#### Dataset records:
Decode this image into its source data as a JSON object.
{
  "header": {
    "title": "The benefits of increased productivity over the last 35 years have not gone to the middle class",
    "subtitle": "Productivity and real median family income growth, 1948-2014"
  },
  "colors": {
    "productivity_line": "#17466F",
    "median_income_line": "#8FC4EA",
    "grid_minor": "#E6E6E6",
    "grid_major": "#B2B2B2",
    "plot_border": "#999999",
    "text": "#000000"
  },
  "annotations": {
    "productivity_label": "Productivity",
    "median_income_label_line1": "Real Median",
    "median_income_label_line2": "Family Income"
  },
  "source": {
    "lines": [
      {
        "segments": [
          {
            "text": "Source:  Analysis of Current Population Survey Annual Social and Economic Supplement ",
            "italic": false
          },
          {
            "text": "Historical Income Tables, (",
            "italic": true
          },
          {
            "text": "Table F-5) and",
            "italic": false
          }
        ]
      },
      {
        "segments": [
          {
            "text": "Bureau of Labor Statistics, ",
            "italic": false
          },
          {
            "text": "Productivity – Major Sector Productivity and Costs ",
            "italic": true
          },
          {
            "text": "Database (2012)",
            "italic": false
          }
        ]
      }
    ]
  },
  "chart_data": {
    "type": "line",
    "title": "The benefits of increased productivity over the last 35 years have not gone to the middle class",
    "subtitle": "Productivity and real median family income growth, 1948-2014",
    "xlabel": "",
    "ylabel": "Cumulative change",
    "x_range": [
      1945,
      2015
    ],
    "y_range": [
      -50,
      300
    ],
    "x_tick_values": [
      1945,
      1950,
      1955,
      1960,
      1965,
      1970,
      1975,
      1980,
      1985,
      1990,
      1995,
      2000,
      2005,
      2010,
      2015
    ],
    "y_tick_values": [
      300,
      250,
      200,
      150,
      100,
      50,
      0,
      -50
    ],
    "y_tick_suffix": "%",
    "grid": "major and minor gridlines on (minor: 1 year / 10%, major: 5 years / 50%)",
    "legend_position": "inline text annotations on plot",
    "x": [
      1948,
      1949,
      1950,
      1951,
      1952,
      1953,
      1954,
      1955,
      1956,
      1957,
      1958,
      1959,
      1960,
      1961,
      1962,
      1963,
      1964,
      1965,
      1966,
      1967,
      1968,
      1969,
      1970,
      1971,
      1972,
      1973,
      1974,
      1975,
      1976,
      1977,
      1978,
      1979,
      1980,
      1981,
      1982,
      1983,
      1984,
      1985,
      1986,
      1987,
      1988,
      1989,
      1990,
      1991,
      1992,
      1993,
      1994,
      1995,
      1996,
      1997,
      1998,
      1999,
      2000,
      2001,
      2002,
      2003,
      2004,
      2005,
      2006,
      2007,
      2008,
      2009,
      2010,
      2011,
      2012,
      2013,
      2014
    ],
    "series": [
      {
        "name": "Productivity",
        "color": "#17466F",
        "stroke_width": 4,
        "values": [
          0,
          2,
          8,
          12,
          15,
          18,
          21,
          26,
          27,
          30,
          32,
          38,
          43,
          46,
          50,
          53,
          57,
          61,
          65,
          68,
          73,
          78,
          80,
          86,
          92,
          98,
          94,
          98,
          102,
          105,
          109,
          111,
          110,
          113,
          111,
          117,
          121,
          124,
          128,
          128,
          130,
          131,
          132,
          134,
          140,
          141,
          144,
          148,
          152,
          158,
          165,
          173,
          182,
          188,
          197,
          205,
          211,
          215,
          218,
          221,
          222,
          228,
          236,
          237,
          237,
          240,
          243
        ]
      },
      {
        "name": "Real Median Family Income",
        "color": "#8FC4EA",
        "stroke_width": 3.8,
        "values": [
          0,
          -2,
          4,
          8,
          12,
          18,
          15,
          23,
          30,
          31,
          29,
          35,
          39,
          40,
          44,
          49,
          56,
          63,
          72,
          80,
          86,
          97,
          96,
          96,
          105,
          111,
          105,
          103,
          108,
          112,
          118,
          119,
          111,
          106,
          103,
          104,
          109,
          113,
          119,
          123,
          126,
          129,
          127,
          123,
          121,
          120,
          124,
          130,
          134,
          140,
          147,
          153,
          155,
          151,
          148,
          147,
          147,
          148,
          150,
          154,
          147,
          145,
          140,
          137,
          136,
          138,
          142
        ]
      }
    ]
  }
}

#### Aim:
Of the lines above, how many include the word "name"? Reply with the number only.

#### Response:
2